[Task requirements]: Exactly reproduce each entry, leaving out nothing.

* * * *

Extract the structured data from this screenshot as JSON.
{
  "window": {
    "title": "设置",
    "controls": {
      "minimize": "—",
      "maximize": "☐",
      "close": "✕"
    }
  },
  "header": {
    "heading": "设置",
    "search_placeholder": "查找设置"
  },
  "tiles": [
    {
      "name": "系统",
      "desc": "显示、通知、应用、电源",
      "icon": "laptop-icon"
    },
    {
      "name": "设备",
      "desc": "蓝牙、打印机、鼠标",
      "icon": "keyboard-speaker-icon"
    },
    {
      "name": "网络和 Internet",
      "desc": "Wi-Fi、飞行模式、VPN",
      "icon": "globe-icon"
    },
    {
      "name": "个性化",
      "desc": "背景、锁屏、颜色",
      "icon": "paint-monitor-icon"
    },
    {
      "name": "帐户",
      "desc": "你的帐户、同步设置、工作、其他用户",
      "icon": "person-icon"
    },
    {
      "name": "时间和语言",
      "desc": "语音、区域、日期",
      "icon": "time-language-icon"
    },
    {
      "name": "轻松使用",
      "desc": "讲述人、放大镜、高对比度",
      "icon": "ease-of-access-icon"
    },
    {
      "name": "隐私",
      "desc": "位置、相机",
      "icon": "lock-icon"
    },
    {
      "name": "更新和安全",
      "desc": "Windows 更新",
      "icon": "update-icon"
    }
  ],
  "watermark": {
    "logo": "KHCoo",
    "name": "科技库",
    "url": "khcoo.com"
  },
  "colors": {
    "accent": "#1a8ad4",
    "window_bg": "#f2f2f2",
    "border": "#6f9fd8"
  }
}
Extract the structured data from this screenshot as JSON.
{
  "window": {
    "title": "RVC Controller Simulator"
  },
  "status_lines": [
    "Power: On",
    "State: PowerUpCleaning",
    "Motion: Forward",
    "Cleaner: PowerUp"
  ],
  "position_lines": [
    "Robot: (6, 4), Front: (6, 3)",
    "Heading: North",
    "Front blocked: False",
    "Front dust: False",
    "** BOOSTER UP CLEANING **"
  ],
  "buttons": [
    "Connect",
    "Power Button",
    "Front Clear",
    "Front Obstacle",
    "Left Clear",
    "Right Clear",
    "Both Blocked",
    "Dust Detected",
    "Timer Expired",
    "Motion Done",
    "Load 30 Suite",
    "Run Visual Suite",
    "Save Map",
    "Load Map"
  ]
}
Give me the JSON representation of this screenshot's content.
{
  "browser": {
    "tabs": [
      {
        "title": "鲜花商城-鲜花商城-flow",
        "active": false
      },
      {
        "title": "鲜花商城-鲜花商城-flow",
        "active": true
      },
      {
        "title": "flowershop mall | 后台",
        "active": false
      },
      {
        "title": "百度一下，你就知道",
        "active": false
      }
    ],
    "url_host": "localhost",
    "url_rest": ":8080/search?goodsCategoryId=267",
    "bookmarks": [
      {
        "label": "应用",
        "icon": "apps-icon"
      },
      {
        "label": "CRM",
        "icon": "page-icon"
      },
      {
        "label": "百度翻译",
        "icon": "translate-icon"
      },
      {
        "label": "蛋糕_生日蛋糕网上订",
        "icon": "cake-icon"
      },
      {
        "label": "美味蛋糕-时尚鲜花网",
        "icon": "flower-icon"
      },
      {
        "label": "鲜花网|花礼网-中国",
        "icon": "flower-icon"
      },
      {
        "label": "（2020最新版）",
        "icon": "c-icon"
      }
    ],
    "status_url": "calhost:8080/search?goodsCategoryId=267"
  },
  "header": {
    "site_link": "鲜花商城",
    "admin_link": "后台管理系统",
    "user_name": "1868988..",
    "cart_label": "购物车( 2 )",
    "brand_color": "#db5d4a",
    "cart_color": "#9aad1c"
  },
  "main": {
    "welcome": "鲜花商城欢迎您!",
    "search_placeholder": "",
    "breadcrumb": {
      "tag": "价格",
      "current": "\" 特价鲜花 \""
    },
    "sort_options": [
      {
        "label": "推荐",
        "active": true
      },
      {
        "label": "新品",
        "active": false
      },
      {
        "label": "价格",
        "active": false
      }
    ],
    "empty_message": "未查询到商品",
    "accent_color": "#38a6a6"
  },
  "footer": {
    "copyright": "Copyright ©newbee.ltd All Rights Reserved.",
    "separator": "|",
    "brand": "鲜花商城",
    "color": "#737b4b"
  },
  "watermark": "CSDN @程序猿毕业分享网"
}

* * * *

[Final answer]:
Extract the structured data from this screenshot as JSON.
{
  "window": {
    "title": "设置",
    "controls": {
      "minimize": "—",
      "maximize": "☐",
      "close": "✕"
    }
  },
  "header": {
    "heading": "设置",
    "search_placeholder": "查找设置"
  },
  "tiles": [
    {
      "name": "系统",
      "desc": "显示、通知、应用、电源",
      "icon": "laptop-icon"
    },
    {
      "name": "设备",
      "desc": "蓝牙、打印机、鼠标",
      "icon": "keyboard-speaker-icon"
    },
    {
      "name": "网络和 Internet",
      "desc": "Wi-Fi、飞行模式、VPN",
      "icon": "globe-icon"
    },
    {
      "name": "个性化",
      "desc": "背景、锁屏、颜色",
      "icon": "paint-monitor-icon"
    },
    {
      "name": "帐户",
      "desc": "你的帐户、同步设置、工作、其他用户",
      "icon": "person-icon"
    },
    {
      "name": "时间和语言",
      "desc": "语音、区域、日期",
      "icon": "time-language-icon"
    },
    {
      "name": "轻松使用",
      "desc": "讲述人、放大镜、高对比度",
      "icon": "ease-of-access-icon"
    },
    {
      "name": "隐私",
      "desc": "位置、相机",
      "icon": "lock-icon"
    },
    {
      "name": "更新和安全",
      "desc": "Windows 更新",
      "icon": "update-icon"
    }
  ],
  "watermark": {
    "logo": "KHCoo",
    "name": "科技库",
    "url": "khcoo.com"
  },
  "colors": {
    "accent": "#1a8ad4",
    "window_bg": "#f2f2f2",
    "border": "#6f9fd8"
  }
}
Extract the structured data from this screenshot as JSON.
{
  "window": {
    "title": "RVC Controller Simulator"
  },
  "status_lines": [
    "Power: On",
    "State: PowerUpCleaning",
    "Motion: Forward",
    "Cleaner: PowerUp"
  ],
  "position_lines": [
    "Robot: (6, 4), Front: (6, 3)",
    "Heading: North",
    "Front blocked: False",
    "Front dust: False",
    "** BOOSTER UP CLEANING **"
  ],
  "buttons": [
    "Connect",
    "Power Button",
    "Front Clear",
    "Front Obstacle",
    "Left Clear",
    "Right Clear",
    "Both Blocked",
    "Dust Detected",
    "Timer Expired",
    "Motion Done",
    "Load 30 Suite",
    "Run Visual Suite",
    "Save Map",
    "Load Map"
  ]
}
Give me the JSON representation of this screenshot's content.
{
  "browser": {
    "tabs": [
      {
        "title": "鲜花商城-鲜花商城-flow",
        "active": false
      },
      {
        "title": "鲜花商城-鲜花商城-flow",
        "active": true
      },
      {
        "title": "flowershop mall | 后台",
        "active": false
      },
      {
        "title": "百度一下，你就知道",
        "active": false
      }
    ],
    "url_host": "localhost",
    "url_rest": ":8080/search?goodsCategoryId=267",
    "bookmarks": [
      {
        "label": "应用",
        "icon": "apps-icon"
      },
      {
        "label": "CRM",
        "icon": "page-icon"
      },
      {
        "label": "百度翻译",
        "icon": "translate-icon"
      },
      {
        "label": "蛋糕_生日蛋糕网上订",
        "icon": "cake-icon"
      },
      {
        "label": "美味蛋糕-时尚鲜花网",
        "icon": "flower-icon"
      },
      {
        "label": "鲜花网|花礼网-中国",
        "icon": "flower-icon"
      },
      {
        "label": "（2020最新版）",
        "icon": "c-icon"
      }
    ],
    "status_url": "calhost:8080/search?goodsCategoryId=267"
  },
  "header": {
    "site_link": "鲜花商城",
    "admin_link": "后台管理系统",
    "user_name": "1868988..",
    "cart_label": "购物车( 2 )",
    "brand_color": "#db5d4a",
    "cart_color": "#9aad1c"
  },
  "main": {
    "welcome": "鲜花商城欢迎您!",
    "search_placeholder": "",
    "breadcrumb": {
      "tag": "价格",
      "current": "\" 特价鲜花 \""
    },
    "sort_options": [
      {
        "label": "推荐",
        "active": true
      },
      {
        "label": "新品",
        "active": false
      },
      {
        "label": "价格",
        "active": false
      }
    ],
    "empty_message": "未查询到商品",
    "accent_color": "#38a6a6"
  },
  "footer": {
    "copyright": "Copyright ©newbee.ltd All Rights Reserved.",
    "separator": "|",
    "brand": "鲜花商城",
    "color": "#737b4b"
  },
  "watermark": "CSDN @程序猿毕业分享网"
}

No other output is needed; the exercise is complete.